- [Written problem]: Print out the material that follows word for word.

++++

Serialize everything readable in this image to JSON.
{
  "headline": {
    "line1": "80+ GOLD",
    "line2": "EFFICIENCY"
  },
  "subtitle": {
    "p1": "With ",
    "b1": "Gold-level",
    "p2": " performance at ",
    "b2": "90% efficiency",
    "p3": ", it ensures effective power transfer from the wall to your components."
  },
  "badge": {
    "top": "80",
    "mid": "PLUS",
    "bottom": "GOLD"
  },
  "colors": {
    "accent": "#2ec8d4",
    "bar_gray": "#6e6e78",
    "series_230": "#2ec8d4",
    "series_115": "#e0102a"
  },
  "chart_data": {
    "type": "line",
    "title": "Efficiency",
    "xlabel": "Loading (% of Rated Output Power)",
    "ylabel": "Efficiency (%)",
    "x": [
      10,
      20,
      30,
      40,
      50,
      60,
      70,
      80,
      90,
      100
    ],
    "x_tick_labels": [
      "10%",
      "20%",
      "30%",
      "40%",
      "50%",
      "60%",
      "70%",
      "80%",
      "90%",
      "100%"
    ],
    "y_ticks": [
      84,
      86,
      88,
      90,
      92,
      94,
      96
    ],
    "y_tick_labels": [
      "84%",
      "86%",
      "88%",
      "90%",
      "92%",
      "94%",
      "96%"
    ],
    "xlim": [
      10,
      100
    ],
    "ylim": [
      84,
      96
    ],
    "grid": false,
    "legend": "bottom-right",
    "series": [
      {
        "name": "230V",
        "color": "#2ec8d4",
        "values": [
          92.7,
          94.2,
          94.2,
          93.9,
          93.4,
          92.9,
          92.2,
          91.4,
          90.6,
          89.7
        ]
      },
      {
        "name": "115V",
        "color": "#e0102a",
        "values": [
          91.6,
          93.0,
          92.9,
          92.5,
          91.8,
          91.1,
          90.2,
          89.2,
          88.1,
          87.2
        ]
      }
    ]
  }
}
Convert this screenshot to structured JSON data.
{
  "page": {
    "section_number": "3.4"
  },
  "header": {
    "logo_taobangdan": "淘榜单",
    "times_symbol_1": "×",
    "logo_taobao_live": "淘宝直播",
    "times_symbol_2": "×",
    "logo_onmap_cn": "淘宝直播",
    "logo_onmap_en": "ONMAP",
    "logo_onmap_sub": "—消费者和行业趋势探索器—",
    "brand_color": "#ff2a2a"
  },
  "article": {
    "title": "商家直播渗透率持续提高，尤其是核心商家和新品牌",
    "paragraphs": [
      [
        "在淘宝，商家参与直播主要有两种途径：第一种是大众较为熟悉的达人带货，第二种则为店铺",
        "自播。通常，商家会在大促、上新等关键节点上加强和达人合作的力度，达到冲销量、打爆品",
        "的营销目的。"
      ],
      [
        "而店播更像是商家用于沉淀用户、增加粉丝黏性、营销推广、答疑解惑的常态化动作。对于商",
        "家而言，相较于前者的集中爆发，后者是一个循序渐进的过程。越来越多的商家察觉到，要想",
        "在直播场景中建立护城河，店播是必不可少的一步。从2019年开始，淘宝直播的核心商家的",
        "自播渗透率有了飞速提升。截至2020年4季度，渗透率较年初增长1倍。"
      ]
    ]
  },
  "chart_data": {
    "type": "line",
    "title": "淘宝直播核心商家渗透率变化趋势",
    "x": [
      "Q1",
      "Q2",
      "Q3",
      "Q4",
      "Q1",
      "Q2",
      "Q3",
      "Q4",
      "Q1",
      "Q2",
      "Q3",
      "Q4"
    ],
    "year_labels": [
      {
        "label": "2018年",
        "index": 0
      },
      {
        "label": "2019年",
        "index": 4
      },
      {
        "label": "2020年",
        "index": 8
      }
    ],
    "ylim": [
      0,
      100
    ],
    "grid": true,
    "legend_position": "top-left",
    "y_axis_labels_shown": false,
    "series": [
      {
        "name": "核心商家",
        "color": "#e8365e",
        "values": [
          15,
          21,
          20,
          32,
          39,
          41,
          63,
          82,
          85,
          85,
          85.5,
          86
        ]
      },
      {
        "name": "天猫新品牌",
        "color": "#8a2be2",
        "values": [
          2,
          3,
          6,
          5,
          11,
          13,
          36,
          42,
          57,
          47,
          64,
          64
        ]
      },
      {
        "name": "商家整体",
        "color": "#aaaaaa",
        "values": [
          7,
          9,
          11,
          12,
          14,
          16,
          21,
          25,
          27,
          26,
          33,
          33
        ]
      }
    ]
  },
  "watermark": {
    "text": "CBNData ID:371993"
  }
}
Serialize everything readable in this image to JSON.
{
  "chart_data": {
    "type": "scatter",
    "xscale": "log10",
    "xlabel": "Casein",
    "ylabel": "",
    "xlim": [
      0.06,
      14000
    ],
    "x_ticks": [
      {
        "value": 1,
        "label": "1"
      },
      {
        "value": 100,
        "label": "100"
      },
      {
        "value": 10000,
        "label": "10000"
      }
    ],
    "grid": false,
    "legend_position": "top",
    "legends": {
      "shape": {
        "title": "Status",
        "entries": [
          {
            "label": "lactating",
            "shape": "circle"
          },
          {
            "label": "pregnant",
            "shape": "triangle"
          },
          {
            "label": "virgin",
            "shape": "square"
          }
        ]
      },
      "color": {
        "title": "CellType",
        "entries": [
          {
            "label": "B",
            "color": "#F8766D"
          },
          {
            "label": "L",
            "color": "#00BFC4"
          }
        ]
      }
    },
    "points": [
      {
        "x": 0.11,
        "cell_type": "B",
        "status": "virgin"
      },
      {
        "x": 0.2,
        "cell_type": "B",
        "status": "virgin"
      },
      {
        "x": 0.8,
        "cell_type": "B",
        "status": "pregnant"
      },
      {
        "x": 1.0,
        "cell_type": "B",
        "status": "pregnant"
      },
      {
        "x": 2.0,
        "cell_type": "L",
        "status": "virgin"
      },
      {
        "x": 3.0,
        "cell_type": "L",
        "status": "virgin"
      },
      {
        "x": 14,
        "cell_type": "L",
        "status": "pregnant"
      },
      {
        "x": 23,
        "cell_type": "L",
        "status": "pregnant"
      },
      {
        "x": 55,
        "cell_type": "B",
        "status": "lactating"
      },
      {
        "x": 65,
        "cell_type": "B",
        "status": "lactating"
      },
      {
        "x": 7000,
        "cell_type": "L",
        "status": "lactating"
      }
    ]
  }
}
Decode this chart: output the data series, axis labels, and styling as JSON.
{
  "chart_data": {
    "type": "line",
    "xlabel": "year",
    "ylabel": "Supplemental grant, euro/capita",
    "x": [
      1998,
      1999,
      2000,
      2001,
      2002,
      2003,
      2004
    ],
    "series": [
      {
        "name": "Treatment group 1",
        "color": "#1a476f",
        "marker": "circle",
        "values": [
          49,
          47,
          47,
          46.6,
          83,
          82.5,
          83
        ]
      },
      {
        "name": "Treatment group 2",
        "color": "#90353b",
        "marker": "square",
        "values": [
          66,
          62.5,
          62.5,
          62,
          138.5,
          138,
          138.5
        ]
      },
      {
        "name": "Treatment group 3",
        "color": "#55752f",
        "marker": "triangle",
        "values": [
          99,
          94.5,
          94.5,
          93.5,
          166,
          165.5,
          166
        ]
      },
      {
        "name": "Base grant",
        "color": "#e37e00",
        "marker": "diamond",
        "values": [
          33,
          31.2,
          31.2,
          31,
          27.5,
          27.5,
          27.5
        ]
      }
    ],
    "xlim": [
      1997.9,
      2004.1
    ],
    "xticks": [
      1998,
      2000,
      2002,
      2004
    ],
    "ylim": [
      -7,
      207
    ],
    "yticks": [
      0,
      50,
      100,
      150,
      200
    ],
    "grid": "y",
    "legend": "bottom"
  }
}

++++

- [Finished answer]:
Serialize everything readable in this image to JSON.
{
  "headline": {
    "line1": "80+ GOLD",
    "line2": "EFFICIENCY"
  },
  "subtitle": {
    "p1": "With ",
    "b1": "Gold-level",
    "p2": " performance at ",
    "b2": "90% efficiency",
    "p3": ", it ensures effective power transfer from the wall to your components."
  },
  "badge": {
    "top": "80",
    "mid": "PLUS",
    "bottom": "GOLD"
  },
  "colors": {
    "accent": "#2ec8d4",
    "bar_gray": "#6e6e78",
    "series_230": "#2ec8d4",
    "series_115": "#e0102a"
  },
  "chart_data": {
    "type": "line",
    "title": "Efficiency",
    "xlabel": "Loading (% of Rated Output Power)",
    "ylabel": "Efficiency (%)",
    "x": [
      10,
      20,
      30,
      40,
      50,
      60,
      70,
      80,
      90,
      100
    ],
    "x_tick_labels": [
      "10%",
      "20%",
      "30%",
      "40%",
      "50%",
      "60%",
      "70%",
      "80%",
      "90%",
      "100%"
    ],
    "y_ticks": [
      84,
      86,
      88,
      90,
      92,
      94,
      96
    ],
    "y_tick_labels": [
      "84%",
      "86%",
      "88%",
      "90%",
      "92%",
      "94%",
      "96%"
    ],
    "xlim": [
      10,
      100
    ],
    "ylim": [
      84,
      96
    ],
    "grid": false,
    "legend": "bottom-right",
    "series": [
      {
        "name": "230V",
        "color": "#2ec8d4",
        "values": [
          92.7,
          94.2,
          94.2,
          93.9,
          93.4,
          92.9,
          92.2,
          91.4,
          90.6,
          89.7
        ]
      },
      {
        "name": "115V",
        "color": "#e0102a",
        "values": [
          91.6,
          93.0,
          92.9,
          92.5,
          91.8,
          91.1,
          90.2,
          89.2,
          88.1,
          87.2
        ]
      }
    ]
  }
}
Convert this screenshot to structured JSON data.
{
  "page": {
    "section_number": "3.4"
  },
  "header": {
    "logo_taobangdan": "淘榜单",
    "times_symbol_1": "×",
    "logo_taobao_live": "淘宝直播",
    "times_symbol_2": "×",
    "logo_onmap_cn": "淘宝直播",
    "logo_onmap_en": "ONMAP",
    "logo_onmap_sub": "—消费者和行业趋势探索器—",
    "brand_color": "#ff2a2a"
  },
  "article": {
    "title": "商家直播渗透率持续提高，尤其是核心商家和新品牌",
    "paragraphs": [
      [
        "在淘宝，商家参与直播主要有两种途径：第一种是大众较为熟悉的达人带货，第二种则为店铺",
        "自播。通常，商家会在大促、上新等关键节点上加强和达人合作的力度，达到冲销量、打爆品",
        "的营销目的。"
      ],
      [
        "而店播更像是商家用于沉淀用户、增加粉丝黏性、营销推广、答疑解惑的常态化动作。对于商",
        "家而言，相较于前者的集中爆发，后者是一个循序渐进的过程。越来越多的商家察觉到，要想",
        "在直播场景中建立护城河，店播是必不可少的一步。从2019年开始，淘宝直播的核心商家的",
        "自播渗透率有了飞速提升。截至2020年4季度，渗透率较年初增长1倍。"
      ]
    ]
  },
  "chart_data": {
    "type": "line",
    "title": "淘宝直播核心商家渗透率变化趋势",
    "x": [
      "Q1",
      "Q2",
      "Q3",
      "Q4",
      "Q1",
      "Q2",
      "Q3",
      "Q4",
      "Q1",
      "Q2",
      "Q3",
      "Q4"
    ],
    "year_labels": [
      {
        "label": "2018年",
        "index": 0
      },
      {
        "label": "2019年",
        "index": 4
      },
      {
        "label": "2020年",
        "index": 8
      }
    ],
    "ylim": [
      0,
      100
    ],
    "grid": true,
    "legend_position": "top-left",
    "y_axis_labels_shown": false,
    "series": [
      {
        "name": "核心商家",
        "color": "#e8365e",
        "values": [
          15,
          21,
          20,
          32,
          39,
          41,
          63,
          82,
          85,
          85,
          85.5,
          86
        ]
      },
      {
        "name": "天猫新品牌",
        "color": "#8a2be2",
        "values": [
          2,
          3,
          6,
          5,
          11,
          13,
          36,
          42,
          57,
          47,
          64,
          64
        ]
      },
      {
        "name": "商家整体",
        "color": "#aaaaaa",
        "values": [
          7,
          9,
          11,
          12,
          14,
          16,
          21,
          25,
          27,
          26,
          33,
          33
        ]
      }
    ]
  },
  "watermark": {
    "text": "CBNData ID:371993"
  }
}
Serialize everything readable in this image to JSON.
{
  "chart_data": {
    "type": "scatter",
    "xscale": "log10",
    "xlabel": "Casein",
    "ylabel": "",
    "xlim": [
      0.06,
      14000
    ],
    "x_ticks": [
      {
        "value": 1,
        "label": "1"
      },
      {
        "value": 100,
        "label": "100"
      },
      {
        "value": 10000,
        "label": "10000"
      }
    ],
    "grid": false,
    "legend_position": "top",
    "legends": {
      "shape": {
        "title": "Status",
        "entries": [
          {
            "label": "lactating",
            "shape": "circle"
          },
          {
            "label": "pregnant",
            "shape": "triangle"
          },
          {
            "label": "virgin",
            "shape": "square"
          }
        ]
      },
      "color": {
        "title": "CellType",
        "entries": [
          {
            "label": "B",
            "color": "#F8766D"
          },
          {
            "label": "L",
            "color": "#00BFC4"
          }
        ]
      }
    },
    "points": [
      {
        "x": 0.11,
        "cell_type": "B",
        "status": "virgin"
      },
      {
        "x": 0.2,
        "cell_type": "B",
        "status": "virgin"
      },
      {
        "x": 0.8,
        "cell_type": "B",
        "status": "pregnant"
      },
      {
        "x": 1.0,
        "cell_type": "B",
        "status": "pregnant"
      },
      {
        "x": 2.0,
        "cell_type": "L",
        "status": "virgin"
      },
      {
        "x": 3.0,
        "cell_type": "L",
        "status": "virgin"
      },
      {
        "x": 14,
        "cell_type": "L",
        "status": "pregnant"
      },
      {
        "x": 23,
        "cell_type": "L",
        "status": "pregnant"
      },
      {
        "x": 55,
        "cell_type": "B",
        "status": "lactating"
      },
      {
        "x": 65,
        "cell_type": "B",
        "status": "lactating"
      },
      {
        "x": 7000,
        "cell_type": "L",
        "status": "lactating"
      }
    ]
  }
}
Decode this chart: output the data series, axis labels, and styling as JSON.
{
  "chart_data": {
    "type": "line",
    "xlabel": "year",
    "ylabel": "Supplemental grant, euro/capita",
    "x": [
      1998,
      1999,
      2000,
      2001,
      2002,
      2003,
      2004
    ],
    "series": [
      {
        "name": "Treatment group 1",
        "color": "#1a476f",
        "marker": "circle",
        "values": [
          49,
          47,
          47,
          46.6,
          83,
          82.5,
          83
        ]
      },
      {
        "name": "Treatment group 2",
        "color": "#90353b",
        "marker": "square",
        "values": [
          66,
          62.5,
          62.5,
          62,
          138.5,
          138,
          138.5
        ]
      },
      {
        "name": "Treatment group 3",
        "color": "#55752f",
        "marker": "triangle",
        "values": [
          99,
          94.5,
          94.5,
          93.5,
          166,
          165.5,
          166
        ]
      },
      {
        "name": "Base grant",
        "color": "#e37e00",
        "marker": "diamond",
        "values": [
          33,
          31.2,
          31.2,
          31,
          27.5,
          27.5,
          27.5
        ]
      }
    ],
    "xlim": [
      1997.9,
      2004.1
    ],
    "xticks": [
      1998,
      2000,
      2002,
      2004
    ],
    "ylim": [
      -7,
      207
    ],
    "yticks": [
      0,
      50,
      100,
      150,
      200
    ],
    "grid": "y",
    "legend": "bottom"
  }
}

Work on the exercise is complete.